### Aufgabenstellung
Welcher Prozessschritt ist laut Ausgangstext bei der Nespresso-Maschine mit Smartphone-Bedienung als einziger digitalisiert?

### Ausgangstext
Im zweiten Teil seiner achtteiligen Serie zum Internet of Things (IoT) zeigt Oliver Loisel von der ATLAS Group anhand von Praxisbeispielen, wie man mit IoT-Lösungen wirtschaftlich sinnvolle Geschäftsmodelle erstellt. [...]
Haben Sie schon eine Nespresso-Kaffeemaschine mit Smartphone-Bedienung zu Hause? Noch nicht gekauft? Nun, das liegt vielleicht am geringen Nutzen für den User. Macht es wirklich Sinn, in einer App auf einen Knopf zu drücken, wo alles andere manuell abläuft? Wasser einfüllen, Kapsel einlegen, Tasse darunter stellen – all das müssen Sie direkt an der Maschine erledigen. Das nimmt Ihnen die Maschine nicht ab. Den Kaffee abholen müssen Sie natürlich auch selbst und zeitnahe, er soll ja heiß und frisch sein.
Das heißt, der einzige digitalisierte Prozessschritt ist der Brühvorgang. Würden zusätzliche Baristafunktionen angeboten, wie ein Steuern von Druck, Brühtemperatur oder das Hinzugeben von Milchschaum oder eines Sirups, eventuell sogar der Download ausgewählter Kaffeerezepte, die die Maschine automatisch umsetzt, dann wäre der Use Case interessanter.
Einseitig Aus Sicht von Nespresso sieht das natürlich anders aus: Kapselvorräte werden abgeglichen (Kapseln kaufen nicht vergessen) und an Serviceintervalle wird erinnert (Filter und Ähnliches regelmäßig kaufen). Der Umsatz im Kerngeschäft wie auch darüber hinaus wird gestärkt. Und das Nutzerverhalten wird sowieso beobachtet. Kein schlechter Deal für Nespresso, für den auch noch der Kunde – Anschaffung einer teureren Maschine – bezahlt.

### Einträge
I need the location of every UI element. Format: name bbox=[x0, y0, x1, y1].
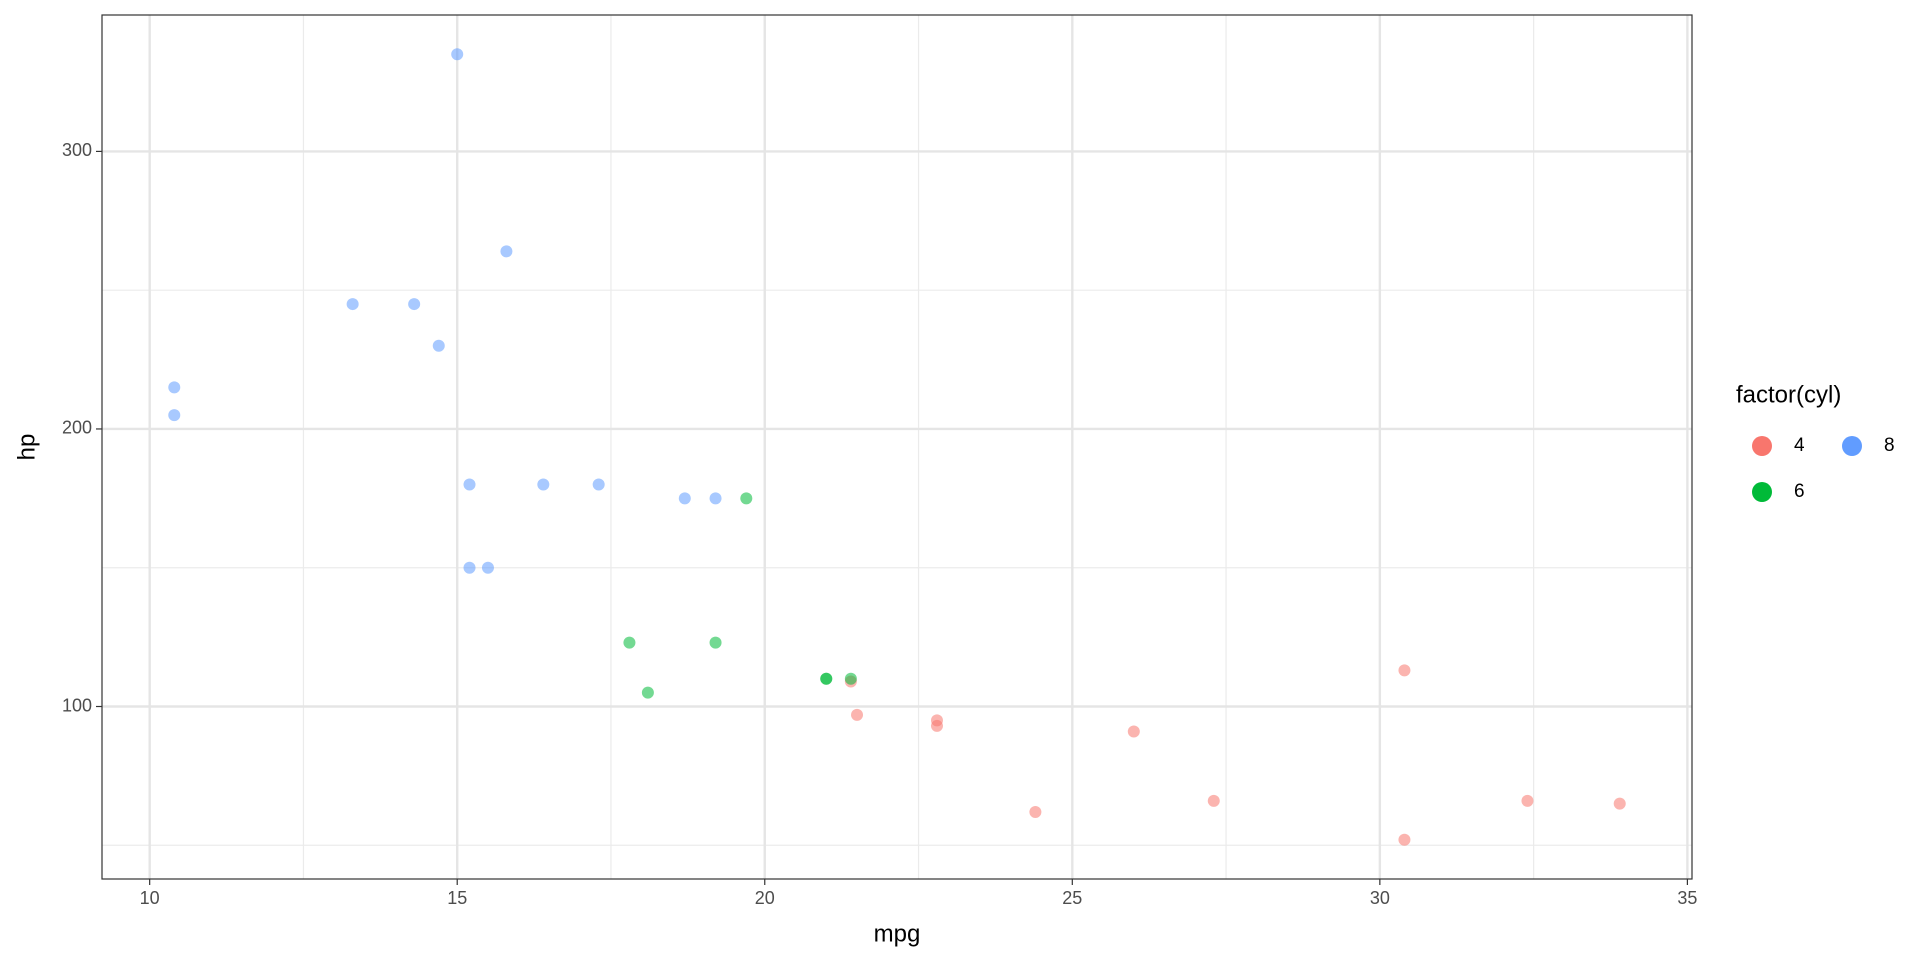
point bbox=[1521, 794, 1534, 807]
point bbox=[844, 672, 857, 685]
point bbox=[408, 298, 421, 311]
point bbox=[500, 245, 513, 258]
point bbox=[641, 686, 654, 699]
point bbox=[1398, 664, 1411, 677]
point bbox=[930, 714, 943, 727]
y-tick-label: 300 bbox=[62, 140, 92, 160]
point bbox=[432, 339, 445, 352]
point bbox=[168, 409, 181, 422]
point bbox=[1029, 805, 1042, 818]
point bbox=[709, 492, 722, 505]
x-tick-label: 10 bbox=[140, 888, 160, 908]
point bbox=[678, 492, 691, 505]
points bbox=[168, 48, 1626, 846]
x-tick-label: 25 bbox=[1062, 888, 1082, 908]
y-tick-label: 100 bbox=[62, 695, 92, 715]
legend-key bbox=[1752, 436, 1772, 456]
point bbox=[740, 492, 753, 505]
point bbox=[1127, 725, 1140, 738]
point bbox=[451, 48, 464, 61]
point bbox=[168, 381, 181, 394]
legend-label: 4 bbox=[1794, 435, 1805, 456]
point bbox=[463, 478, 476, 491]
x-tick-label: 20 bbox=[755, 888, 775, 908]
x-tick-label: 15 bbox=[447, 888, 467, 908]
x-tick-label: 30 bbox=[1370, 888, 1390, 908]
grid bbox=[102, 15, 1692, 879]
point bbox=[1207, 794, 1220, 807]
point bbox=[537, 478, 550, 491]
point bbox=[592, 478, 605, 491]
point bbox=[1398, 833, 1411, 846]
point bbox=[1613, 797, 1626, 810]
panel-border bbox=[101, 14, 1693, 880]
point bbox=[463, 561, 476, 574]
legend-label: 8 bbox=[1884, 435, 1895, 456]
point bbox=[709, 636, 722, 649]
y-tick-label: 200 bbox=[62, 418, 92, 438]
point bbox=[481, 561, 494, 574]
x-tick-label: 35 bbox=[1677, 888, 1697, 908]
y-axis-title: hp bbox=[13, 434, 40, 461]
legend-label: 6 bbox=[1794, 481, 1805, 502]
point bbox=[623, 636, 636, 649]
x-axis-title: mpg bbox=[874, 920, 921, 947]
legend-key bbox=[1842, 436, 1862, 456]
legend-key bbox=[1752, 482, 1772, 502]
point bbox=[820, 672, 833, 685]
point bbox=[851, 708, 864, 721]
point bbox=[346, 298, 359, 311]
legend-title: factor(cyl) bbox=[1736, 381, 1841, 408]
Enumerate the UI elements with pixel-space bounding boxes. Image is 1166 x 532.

---

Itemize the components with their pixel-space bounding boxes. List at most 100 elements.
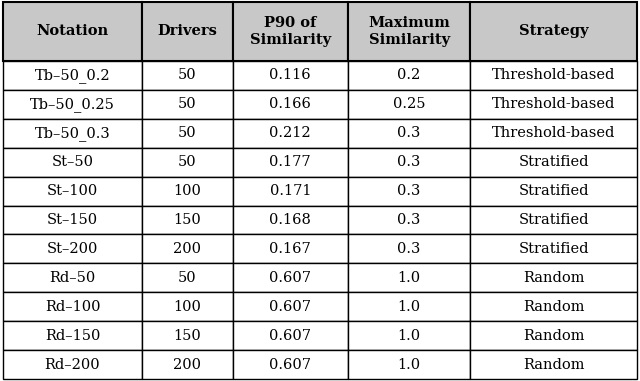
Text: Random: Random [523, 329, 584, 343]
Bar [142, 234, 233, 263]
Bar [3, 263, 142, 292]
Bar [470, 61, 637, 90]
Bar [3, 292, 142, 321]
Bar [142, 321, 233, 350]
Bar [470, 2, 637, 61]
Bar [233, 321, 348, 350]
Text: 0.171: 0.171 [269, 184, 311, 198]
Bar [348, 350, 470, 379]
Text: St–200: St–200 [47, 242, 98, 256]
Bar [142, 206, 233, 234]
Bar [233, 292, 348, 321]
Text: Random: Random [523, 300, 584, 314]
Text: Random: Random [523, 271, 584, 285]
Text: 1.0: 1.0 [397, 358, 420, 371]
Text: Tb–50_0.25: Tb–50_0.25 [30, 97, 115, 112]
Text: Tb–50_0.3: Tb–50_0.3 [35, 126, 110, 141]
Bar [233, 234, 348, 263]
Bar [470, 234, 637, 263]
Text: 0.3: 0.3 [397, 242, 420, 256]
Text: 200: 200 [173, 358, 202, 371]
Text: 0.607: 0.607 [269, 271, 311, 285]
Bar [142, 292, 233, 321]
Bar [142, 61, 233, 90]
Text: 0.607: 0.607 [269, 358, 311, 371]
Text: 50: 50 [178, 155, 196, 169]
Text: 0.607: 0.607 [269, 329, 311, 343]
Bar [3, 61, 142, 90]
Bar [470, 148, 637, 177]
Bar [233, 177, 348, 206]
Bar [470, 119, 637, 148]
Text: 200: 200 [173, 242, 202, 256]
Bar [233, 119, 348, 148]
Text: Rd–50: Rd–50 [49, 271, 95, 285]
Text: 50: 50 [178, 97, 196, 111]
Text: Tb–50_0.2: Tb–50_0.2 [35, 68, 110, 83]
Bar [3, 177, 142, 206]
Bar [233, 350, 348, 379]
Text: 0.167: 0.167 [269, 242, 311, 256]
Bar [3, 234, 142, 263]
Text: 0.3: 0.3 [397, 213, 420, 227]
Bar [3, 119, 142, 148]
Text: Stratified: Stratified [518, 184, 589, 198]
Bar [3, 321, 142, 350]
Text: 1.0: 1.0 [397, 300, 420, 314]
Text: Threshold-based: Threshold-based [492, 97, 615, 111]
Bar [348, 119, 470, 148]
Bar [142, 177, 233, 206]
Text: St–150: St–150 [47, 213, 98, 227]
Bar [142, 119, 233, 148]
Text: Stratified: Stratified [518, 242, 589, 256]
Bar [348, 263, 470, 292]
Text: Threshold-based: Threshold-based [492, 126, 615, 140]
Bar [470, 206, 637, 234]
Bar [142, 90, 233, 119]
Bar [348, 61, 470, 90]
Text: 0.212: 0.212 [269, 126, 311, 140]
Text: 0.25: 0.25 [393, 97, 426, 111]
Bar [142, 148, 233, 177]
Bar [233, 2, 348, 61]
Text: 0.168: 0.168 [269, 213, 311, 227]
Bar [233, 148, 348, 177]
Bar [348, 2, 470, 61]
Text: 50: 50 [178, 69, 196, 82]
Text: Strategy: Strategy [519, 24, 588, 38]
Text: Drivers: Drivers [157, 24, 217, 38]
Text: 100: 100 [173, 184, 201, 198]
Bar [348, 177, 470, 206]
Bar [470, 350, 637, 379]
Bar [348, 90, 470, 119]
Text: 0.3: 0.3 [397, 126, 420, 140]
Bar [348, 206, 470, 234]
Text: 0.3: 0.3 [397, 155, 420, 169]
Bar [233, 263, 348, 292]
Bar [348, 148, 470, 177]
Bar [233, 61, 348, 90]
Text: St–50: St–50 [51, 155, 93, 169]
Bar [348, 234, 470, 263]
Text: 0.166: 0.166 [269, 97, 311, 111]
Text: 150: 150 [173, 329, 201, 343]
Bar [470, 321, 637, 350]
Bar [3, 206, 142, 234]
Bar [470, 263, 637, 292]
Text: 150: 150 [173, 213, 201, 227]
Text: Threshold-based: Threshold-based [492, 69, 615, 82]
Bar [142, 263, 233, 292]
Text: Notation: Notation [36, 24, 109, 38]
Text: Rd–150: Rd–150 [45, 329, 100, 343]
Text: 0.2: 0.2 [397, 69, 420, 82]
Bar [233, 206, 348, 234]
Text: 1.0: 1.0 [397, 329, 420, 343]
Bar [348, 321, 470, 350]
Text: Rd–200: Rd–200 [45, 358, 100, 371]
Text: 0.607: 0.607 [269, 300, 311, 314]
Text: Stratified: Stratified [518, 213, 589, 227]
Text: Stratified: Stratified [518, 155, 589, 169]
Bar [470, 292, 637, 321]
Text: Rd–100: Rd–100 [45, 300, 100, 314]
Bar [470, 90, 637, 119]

### Vollständige Lösung
Der Brühvorgang.